** Source passage follows **

Debunk the myths and find truths in sleeping habits with Local 5's Jacob Peklo and The Iowa Clinic Sleep Center's Medical Director, Dr. Gregory Hicklin.

Local 5 | Jacob Peklo

Photo of man yawningURBANDALE - Whether you're a firefighter, a doctor, or a busy mom, sometimes sleep can be treated as a luxury, not a necessity. It's something where we cut corners to fit more into our daily lives.

"The most common sleep disorder is insufficient sleep time, people who don't give themselves enough time to sleep," says Dr. Greg Hicklin, a sleep expert with The Iowa Clinic Sleep Center in West Des Moines. "It's the parent who takes the kids off to school, comes home, cleans the house, cooks the meal, helps the kids, does the laundry, goes to bed late, gets up early and starts it all over again."

Sgt. Nathan Ludwig of the Iowa State Patrol prepared a series of mental and physical tests for Local 5's Jacob Peklo after he'd been awake for about 30 hours.

Alertness goes down with lack of sleep, a danger for those thinking of getting behind the wheel.

"You come to an agreement basically where you get them off the road," Sgt. Ludwig says. "You tell them, we're going to call somebody, because you're a hazard out here right now because a drowsy driver is just as dangerous as a drunk driver."

** End of Source passage **

From the article on sleep habits, reproduce word for word the portion that opens with the words containing "Debunk the myths" and closes with "our daily lives.".

** Data shown follows **

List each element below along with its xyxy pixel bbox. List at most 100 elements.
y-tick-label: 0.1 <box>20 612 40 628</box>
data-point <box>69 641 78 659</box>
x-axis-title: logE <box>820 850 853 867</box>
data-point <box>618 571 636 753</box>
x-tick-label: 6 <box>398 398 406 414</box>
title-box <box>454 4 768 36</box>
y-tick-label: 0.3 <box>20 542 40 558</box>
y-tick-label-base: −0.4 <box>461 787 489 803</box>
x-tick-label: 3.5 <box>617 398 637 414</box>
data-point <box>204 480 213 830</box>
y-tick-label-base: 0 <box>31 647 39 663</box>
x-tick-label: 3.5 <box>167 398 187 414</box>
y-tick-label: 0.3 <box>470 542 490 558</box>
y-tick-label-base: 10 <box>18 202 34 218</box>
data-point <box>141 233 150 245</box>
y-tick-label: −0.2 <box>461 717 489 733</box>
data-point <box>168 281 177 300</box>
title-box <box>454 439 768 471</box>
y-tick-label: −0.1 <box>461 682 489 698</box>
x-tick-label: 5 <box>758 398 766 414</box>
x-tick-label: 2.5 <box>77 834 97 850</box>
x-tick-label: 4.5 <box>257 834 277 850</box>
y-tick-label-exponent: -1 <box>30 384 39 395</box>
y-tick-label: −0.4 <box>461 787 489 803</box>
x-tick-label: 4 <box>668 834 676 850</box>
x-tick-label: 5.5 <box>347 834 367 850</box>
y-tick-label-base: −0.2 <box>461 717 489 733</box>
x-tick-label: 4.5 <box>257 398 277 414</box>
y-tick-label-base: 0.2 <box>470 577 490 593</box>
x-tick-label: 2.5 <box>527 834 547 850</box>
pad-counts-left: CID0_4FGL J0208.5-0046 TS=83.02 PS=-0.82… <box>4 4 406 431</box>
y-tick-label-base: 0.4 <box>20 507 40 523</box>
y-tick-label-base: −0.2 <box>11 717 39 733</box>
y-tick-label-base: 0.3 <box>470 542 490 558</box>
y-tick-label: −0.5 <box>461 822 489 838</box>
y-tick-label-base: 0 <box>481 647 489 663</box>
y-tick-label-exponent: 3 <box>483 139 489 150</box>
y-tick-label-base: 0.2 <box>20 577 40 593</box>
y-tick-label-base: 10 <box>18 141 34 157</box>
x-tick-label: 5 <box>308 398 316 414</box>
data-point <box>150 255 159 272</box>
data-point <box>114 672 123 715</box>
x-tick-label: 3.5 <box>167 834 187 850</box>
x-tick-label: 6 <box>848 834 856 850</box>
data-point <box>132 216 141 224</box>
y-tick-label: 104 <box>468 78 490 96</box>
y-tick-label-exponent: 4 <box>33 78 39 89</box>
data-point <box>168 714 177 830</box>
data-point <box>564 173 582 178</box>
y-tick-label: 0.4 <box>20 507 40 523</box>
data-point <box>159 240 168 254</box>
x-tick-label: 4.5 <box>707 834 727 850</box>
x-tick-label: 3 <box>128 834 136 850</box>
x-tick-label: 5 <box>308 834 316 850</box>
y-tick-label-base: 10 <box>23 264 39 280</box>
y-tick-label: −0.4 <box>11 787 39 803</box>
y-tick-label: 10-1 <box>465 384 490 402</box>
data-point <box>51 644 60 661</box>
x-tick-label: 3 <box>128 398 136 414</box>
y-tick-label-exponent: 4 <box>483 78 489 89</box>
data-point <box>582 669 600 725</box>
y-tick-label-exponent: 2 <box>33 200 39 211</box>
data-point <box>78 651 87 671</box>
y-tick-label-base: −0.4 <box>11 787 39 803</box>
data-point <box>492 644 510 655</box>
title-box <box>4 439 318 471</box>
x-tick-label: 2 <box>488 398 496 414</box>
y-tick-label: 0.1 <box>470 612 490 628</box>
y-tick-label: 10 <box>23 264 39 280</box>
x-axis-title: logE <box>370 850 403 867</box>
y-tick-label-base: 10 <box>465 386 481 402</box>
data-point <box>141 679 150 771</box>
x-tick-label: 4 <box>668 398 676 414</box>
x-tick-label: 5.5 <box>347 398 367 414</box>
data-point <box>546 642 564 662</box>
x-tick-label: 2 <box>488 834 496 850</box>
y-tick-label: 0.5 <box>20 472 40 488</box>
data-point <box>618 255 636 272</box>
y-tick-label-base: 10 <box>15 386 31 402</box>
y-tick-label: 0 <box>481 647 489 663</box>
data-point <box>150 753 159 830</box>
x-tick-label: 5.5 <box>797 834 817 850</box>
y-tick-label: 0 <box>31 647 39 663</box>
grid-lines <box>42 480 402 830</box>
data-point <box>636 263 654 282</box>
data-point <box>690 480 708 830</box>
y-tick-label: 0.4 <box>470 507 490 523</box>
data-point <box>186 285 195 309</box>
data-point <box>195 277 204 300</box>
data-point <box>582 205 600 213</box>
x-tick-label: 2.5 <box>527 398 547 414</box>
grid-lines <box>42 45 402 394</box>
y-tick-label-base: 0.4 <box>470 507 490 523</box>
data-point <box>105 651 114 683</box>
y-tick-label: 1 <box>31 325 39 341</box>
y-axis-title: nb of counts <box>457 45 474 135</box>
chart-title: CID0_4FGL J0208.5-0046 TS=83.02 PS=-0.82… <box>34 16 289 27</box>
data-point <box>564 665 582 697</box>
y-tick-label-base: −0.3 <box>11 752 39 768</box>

** End of Data shown **

◆ **Result of this task**
Debunk the myths and find truths in sleeping habits with Local 5's Jacob Peklo and The Iowa Clinic Sleep Center's Medical Director, Dr. Gregory Hicklin.

Local 5 | Jacob Peklo

Photo of man yawningURBANDALE - Whether you're a firefighter, a doctor, or a busy mom, sometimes sleep can be treated as a luxury, not a necessity. It's something where we cut corners to fit more into our daily lives.